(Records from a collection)
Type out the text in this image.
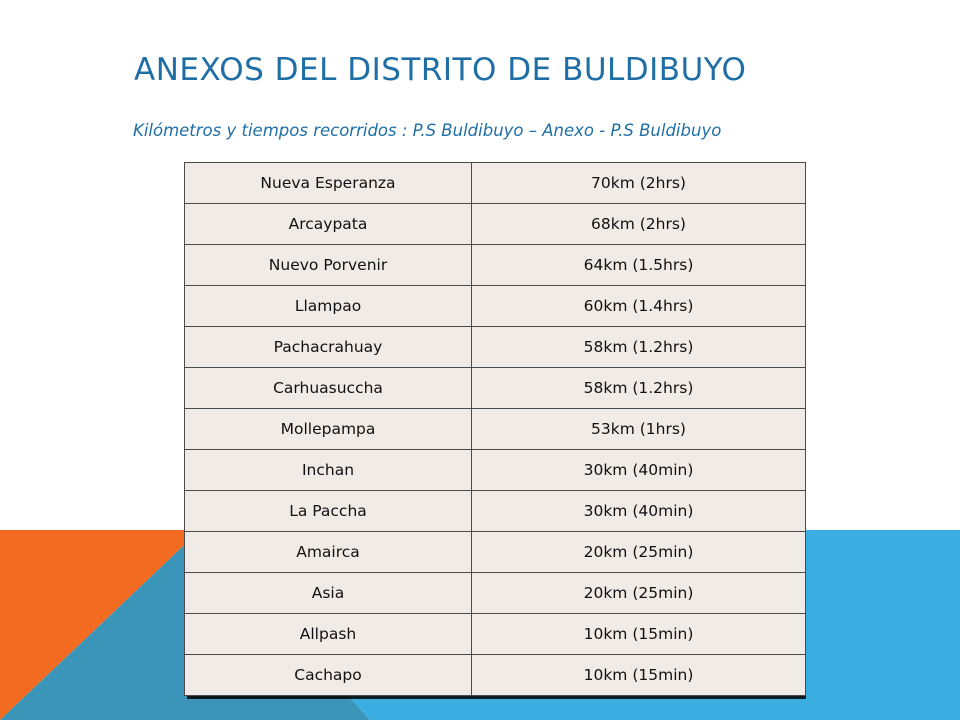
ANEXOS DEL DISTRITO DE BULDIBUYO

Kilómetros y tiempos recorridos : P.S Buldibuyo – Anexo - P.S Buldibuyo

Nueva Esperanza	70km (2hrs)
Arcaypata	68km (2hrs)
Nuevo Porvenir	64km (1.5hrs)
Llampao	60km (1.4hrs)
Pachacrahuay	58km (1.2hrs)
Carhuasuccha	58km (1.2hrs)
Mollepampa	53km (1hrs)
Inchan	30km (40min)
La Paccha	30km (40min)
Amairca	20km (25min)
Asia	20km (25min)
Allpash	10km (15min)
Cachapo	10km (15min)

_Task requirements_
Write out the full set of lines verbatim, without the pictures.

_Problem solution_
Type out the text in this image.
ANEXOS DEL DISTRITO DE BULDIBUYO

Kilómetros y tiempos recorridos : P.S Buldibuyo – Anexo - P.S Buldibuyo

Nueva Esperanza	70km (2hrs)
Arcaypata	68km (2hrs)
Nuevo Porvenir	64km (1.5hrs)
Llampao	60km (1.4hrs)
Pachacrahuay	58km (1.2hrs)
Carhuasuccha	58km (1.2hrs)
Mollepampa	53km (1hrs)
Inchan	30km (40min)
La Paccha	30km (40min)
Amairca	20km (25min)
Asia	20km (25min)
Allpash	10km (15min)
Cachapo	10km (15min)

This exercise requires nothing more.